### Short task
Go through the data below. Pull out every line that has the word "JSON".

**** Data provided

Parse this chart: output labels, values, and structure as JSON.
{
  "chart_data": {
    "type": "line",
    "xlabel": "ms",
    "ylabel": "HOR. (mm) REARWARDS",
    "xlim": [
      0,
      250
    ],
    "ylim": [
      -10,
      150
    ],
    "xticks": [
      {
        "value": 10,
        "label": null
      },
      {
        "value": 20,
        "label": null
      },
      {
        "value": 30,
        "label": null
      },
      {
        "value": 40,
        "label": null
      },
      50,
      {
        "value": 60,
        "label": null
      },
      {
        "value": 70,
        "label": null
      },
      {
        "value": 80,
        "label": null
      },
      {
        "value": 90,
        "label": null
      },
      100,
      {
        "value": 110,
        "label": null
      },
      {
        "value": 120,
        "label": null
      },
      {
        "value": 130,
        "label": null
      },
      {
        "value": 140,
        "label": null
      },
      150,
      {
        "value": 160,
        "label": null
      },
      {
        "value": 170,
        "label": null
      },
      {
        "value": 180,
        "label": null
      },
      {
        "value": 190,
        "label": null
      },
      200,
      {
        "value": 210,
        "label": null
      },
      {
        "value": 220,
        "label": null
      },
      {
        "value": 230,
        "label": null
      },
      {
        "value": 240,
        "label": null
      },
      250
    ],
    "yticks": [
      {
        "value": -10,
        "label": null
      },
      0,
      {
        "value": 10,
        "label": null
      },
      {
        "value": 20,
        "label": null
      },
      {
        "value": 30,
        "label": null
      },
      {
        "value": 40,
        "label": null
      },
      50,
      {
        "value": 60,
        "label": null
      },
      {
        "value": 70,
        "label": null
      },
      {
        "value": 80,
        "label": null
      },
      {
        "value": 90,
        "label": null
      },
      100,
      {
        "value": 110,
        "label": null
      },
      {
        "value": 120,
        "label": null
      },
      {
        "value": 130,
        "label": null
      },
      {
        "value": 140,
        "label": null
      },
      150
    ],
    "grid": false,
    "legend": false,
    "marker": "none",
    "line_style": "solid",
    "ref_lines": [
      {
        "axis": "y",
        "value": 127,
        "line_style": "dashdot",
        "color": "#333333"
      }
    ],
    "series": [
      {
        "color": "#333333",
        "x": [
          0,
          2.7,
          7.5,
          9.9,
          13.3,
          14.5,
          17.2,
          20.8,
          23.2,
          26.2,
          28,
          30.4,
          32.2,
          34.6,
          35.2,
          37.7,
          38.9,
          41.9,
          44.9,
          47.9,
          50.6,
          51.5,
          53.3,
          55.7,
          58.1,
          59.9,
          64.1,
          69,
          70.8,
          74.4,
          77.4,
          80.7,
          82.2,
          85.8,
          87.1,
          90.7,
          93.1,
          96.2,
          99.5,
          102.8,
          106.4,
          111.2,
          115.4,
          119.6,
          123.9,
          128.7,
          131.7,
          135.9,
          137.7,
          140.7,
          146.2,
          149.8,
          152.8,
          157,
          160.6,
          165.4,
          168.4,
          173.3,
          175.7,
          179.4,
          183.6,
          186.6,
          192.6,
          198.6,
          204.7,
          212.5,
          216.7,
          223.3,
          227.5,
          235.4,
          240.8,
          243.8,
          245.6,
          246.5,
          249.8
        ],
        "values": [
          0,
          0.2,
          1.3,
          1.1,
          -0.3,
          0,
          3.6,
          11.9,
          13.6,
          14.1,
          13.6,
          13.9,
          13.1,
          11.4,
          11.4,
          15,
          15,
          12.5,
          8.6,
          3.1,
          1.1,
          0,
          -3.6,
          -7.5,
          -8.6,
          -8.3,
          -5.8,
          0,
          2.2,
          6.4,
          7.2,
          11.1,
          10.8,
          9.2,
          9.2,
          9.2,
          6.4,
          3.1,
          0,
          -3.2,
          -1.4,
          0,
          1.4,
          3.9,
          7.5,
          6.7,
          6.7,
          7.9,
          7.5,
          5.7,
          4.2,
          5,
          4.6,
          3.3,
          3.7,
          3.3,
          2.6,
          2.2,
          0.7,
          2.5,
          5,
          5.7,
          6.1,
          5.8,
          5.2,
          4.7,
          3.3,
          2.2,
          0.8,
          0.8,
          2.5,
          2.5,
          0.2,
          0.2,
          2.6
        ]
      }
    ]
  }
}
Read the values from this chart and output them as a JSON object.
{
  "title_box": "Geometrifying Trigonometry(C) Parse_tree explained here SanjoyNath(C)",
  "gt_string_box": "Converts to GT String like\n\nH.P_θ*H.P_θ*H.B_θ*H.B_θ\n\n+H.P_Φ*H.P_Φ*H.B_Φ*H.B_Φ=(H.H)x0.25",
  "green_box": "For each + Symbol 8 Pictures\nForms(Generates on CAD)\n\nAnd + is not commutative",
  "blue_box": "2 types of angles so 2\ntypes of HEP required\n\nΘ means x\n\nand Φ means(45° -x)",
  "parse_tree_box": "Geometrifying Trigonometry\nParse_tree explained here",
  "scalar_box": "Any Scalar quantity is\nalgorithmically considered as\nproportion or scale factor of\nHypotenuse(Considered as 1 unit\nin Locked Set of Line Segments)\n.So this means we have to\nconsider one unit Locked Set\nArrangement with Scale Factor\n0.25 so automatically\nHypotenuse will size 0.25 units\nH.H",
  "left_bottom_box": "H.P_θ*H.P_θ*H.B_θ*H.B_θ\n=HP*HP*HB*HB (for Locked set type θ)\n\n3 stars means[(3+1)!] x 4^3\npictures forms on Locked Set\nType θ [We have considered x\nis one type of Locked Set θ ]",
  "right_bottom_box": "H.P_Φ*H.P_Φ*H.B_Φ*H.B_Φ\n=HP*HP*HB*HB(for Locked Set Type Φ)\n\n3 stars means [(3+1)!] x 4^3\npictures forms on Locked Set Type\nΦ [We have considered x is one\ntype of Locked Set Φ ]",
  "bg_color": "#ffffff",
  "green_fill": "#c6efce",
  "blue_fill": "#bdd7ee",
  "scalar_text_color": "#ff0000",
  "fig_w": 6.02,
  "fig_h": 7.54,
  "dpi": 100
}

********
**** Data provided

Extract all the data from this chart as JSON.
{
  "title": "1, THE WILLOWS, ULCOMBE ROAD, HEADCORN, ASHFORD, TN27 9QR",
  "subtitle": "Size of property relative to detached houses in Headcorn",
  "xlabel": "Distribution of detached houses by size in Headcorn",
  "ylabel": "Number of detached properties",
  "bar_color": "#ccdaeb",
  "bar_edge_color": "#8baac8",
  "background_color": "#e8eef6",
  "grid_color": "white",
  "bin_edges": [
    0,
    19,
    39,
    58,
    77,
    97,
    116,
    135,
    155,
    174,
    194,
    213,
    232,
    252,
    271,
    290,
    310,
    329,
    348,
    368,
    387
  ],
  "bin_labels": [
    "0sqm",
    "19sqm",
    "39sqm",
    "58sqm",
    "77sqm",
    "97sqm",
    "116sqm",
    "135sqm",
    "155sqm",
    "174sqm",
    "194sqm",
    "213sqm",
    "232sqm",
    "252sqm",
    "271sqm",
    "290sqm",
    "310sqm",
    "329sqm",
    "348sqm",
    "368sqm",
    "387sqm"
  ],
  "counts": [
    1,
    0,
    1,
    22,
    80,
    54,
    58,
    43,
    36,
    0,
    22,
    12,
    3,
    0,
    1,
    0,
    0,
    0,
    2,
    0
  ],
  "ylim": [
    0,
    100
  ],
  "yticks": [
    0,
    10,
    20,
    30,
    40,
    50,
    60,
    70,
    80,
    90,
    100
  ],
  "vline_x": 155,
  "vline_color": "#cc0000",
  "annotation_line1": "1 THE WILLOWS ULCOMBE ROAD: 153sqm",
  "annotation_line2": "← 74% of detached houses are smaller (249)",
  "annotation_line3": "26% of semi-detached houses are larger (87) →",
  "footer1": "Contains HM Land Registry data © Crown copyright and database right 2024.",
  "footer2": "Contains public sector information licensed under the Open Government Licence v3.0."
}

********
**** Data provided

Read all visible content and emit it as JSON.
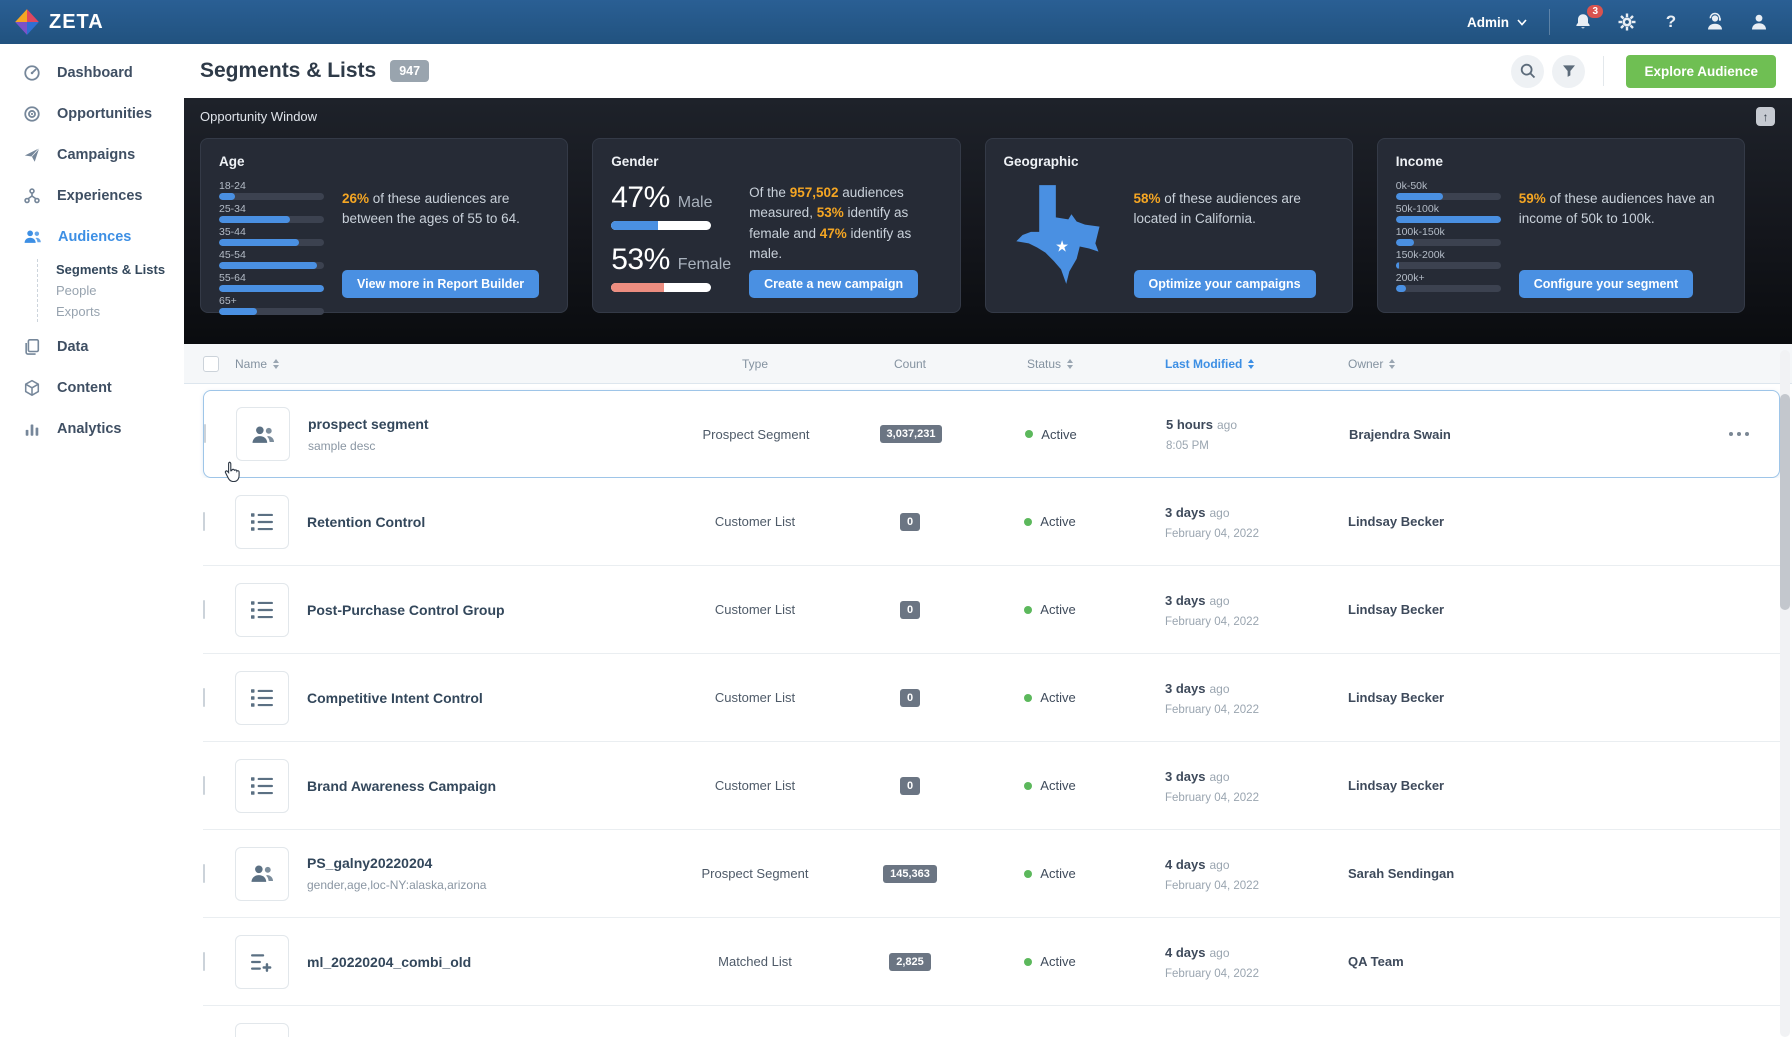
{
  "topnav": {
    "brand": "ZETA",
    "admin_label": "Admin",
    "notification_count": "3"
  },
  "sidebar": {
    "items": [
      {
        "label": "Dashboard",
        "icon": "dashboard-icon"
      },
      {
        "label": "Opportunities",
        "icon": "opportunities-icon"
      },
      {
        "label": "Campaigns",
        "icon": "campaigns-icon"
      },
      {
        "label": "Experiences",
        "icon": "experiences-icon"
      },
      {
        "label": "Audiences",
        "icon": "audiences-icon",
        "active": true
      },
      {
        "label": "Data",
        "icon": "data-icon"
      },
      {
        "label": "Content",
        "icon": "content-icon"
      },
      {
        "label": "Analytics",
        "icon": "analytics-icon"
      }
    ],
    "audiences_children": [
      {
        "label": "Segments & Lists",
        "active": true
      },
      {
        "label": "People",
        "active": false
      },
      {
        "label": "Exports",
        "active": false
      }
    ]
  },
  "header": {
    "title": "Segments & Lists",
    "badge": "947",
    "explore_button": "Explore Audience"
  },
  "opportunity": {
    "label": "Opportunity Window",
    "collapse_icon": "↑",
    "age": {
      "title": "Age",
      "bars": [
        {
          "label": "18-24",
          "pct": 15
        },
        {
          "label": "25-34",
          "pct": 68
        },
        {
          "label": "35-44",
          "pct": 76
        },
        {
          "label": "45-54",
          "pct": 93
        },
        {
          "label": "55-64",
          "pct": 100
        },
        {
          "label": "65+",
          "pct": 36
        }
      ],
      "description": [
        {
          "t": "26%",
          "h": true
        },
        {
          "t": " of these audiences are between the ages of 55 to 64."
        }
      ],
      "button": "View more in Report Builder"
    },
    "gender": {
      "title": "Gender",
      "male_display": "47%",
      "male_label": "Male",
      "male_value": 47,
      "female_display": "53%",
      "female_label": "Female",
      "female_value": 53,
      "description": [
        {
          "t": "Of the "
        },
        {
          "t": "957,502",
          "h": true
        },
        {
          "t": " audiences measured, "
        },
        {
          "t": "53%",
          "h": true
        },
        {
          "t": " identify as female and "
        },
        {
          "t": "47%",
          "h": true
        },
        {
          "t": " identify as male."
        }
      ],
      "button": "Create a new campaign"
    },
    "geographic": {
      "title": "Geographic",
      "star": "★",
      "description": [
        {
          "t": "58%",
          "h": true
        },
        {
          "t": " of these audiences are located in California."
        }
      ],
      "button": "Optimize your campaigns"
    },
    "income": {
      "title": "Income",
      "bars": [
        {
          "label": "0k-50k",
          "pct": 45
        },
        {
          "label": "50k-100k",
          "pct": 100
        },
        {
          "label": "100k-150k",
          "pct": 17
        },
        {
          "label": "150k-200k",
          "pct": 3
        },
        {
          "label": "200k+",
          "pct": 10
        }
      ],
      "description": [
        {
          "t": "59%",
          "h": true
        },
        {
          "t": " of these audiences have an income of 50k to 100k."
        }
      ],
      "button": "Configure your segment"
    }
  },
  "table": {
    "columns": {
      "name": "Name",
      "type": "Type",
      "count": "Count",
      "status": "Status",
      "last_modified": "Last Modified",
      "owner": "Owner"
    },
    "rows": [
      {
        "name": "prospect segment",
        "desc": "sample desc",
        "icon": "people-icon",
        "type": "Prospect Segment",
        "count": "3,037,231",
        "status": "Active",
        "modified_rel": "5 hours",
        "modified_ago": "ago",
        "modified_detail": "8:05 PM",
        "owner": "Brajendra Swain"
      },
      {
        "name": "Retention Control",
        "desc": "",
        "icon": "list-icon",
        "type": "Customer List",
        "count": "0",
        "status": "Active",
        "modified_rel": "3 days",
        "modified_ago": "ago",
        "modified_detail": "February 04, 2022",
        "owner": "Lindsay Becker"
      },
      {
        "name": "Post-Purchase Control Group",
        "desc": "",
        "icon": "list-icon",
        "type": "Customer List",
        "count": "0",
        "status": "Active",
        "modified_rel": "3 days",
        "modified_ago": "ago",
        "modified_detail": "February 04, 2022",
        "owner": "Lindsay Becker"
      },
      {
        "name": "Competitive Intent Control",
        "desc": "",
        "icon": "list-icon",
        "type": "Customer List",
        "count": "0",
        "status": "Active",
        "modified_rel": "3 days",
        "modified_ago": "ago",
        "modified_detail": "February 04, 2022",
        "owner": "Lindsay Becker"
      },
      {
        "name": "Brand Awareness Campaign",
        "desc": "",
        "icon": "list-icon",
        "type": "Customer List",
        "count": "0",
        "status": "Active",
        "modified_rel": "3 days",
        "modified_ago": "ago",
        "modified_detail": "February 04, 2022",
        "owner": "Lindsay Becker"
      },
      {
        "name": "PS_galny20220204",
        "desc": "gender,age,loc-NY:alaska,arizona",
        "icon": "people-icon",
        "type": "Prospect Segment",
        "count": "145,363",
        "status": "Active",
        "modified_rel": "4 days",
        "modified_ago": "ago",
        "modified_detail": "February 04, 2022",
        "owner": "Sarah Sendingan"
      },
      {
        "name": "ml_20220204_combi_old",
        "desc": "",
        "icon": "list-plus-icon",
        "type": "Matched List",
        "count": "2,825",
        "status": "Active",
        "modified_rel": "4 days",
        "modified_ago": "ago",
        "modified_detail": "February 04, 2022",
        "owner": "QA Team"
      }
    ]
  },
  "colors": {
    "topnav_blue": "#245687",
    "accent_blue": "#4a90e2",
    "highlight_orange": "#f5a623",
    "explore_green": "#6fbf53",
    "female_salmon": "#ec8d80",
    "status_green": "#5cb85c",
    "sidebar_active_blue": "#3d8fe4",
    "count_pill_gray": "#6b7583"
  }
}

********

### Reply to the task
Parse this chart: output labels, values, and structure as JSON.
Read the values from this chart and output them as a JSON object.
Extract all the data from this chart as JSON.
Read all visible content and emit it as JSON.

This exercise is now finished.